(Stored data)
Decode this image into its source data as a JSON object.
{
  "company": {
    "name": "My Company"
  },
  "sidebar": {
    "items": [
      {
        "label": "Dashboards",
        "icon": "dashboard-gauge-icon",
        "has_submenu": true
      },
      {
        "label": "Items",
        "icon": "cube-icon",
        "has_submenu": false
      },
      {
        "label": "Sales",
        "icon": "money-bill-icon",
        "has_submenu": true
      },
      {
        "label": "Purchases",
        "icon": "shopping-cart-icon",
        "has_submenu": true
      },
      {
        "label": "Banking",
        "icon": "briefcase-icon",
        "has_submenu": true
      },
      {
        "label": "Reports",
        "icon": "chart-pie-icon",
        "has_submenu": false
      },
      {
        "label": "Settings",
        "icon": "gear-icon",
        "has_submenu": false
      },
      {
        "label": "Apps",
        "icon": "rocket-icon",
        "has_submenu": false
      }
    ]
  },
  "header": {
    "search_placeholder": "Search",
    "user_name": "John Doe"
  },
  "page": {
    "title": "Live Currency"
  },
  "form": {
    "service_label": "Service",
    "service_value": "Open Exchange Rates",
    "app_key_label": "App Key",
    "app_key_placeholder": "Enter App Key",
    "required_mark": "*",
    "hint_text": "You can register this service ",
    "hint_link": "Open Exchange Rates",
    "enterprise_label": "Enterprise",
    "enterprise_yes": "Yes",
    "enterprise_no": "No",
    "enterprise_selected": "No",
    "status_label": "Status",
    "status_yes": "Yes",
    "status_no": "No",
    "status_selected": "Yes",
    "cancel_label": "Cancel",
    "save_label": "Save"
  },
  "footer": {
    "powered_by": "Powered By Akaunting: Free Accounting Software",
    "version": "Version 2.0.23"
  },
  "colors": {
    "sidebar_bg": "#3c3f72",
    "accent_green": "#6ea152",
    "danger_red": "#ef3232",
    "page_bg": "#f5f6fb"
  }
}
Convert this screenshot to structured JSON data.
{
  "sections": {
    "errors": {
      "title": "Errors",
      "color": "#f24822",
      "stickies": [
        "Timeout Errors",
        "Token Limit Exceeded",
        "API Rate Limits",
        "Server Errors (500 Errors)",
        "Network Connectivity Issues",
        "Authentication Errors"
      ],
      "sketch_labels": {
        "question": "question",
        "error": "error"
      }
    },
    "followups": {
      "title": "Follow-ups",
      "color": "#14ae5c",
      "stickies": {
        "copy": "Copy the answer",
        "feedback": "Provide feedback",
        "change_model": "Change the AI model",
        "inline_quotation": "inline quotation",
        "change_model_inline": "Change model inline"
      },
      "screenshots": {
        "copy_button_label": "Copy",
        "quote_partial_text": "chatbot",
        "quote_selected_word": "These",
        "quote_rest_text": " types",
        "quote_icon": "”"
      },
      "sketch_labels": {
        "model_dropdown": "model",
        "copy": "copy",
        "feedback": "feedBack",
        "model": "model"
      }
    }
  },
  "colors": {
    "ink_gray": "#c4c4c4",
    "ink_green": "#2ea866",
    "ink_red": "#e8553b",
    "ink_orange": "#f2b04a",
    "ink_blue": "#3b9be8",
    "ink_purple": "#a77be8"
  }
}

__TO DO__
The records above should be returned exactly.

__FULL RESPONSE__
Decode this image into its source data as a JSON object.
{
  "company": {
    "name": "My Company"
  },
  "sidebar": {
    "items": [
      {
        "label": "Dashboards",
        "icon": "dashboard-gauge-icon",
        "has_submenu": true
      },
      {
        "label": "Items",
        "icon": "cube-icon",
        "has_submenu": false
      },
      {
        "label": "Sales",
        "icon": "money-bill-icon",
        "has_submenu": true
      },
      {
        "label": "Purchases",
        "icon": "shopping-cart-icon",
        "has_submenu": true
      },
      {
        "label": "Banking",
        "icon": "briefcase-icon",
        "has_submenu": true
      },
      {
        "label": "Reports",
        "icon": "chart-pie-icon",
        "has_submenu": false
      },
      {
        "label": "Settings",
        "icon": "gear-icon",
        "has_submenu": false
      },
      {
        "label": "Apps",
        "icon": "rocket-icon",
        "has_submenu": false
      }
    ]
  },
  "header": {
    "search_placeholder": "Search",
    "user_name": "John Doe"
  },
  "page": {
    "title": "Live Currency"
  },
  "form": {
    "service_label": "Service",
    "service_value": "Open Exchange Rates",
    "app_key_label": "App Key",
    "app_key_placeholder": "Enter App Key",
    "required_mark": "*",
    "hint_text": "You can register this service ",
    "hint_link": "Open Exchange Rates",
    "enterprise_label": "Enterprise",
    "enterprise_yes": "Yes",
    "enterprise_no": "No",
    "enterprise_selected": "No",
    "status_label": "Status",
    "status_yes": "Yes",
    "status_no": "No",
    "status_selected": "Yes",
    "cancel_label": "Cancel",
    "save_label": "Save"
  },
  "footer": {
    "powered_by": "Powered By Akaunting: Free Accounting Software",
    "version": "Version 2.0.23"
  },
  "colors": {
    "sidebar_bg": "#3c3f72",
    "accent_green": "#6ea152",
    "danger_red": "#ef3232",
    "page_bg": "#f5f6fb"
  }
}
Convert this screenshot to structured JSON data.
{
  "sections": {
    "errors": {
      "title": "Errors",
      "color": "#f24822",
      "stickies": [
        "Timeout Errors",
        "Token Limit Exceeded",
        "API Rate Limits",
        "Server Errors (500 Errors)",
        "Network Connectivity Issues",
        "Authentication Errors"
      ],
      "sketch_labels": {
        "question": "question",
        "error": "error"
      }
    },
    "followups": {
      "title": "Follow-ups",
      "color": "#14ae5c",
      "stickies": {
        "copy": "Copy the answer",
        "feedback": "Provide feedback",
        "change_model": "Change the AI model",
        "inline_quotation": "inline quotation",
        "change_model_inline": "Change model inline"
      },
      "screenshots": {
        "copy_button_label": "Copy",
        "quote_partial_text": "chatbot",
        "quote_selected_word": "These",
        "quote_rest_text": " types",
        "quote_icon": "”"
      },
      "sketch_labels": {
        "model_dropdown": "model",
        "copy": "copy",
        "feedback": "feedBack",
        "model": "model"
      }
    }
  },
  "colors": {
    "ink_gray": "#c4c4c4",
    "ink_green": "#2ea866",
    "ink_red": "#e8553b",
    "ink_orange": "#f2b04a",
    "ink_blue": "#3b9be8",
    "ink_purple": "#a77be8"
  }
}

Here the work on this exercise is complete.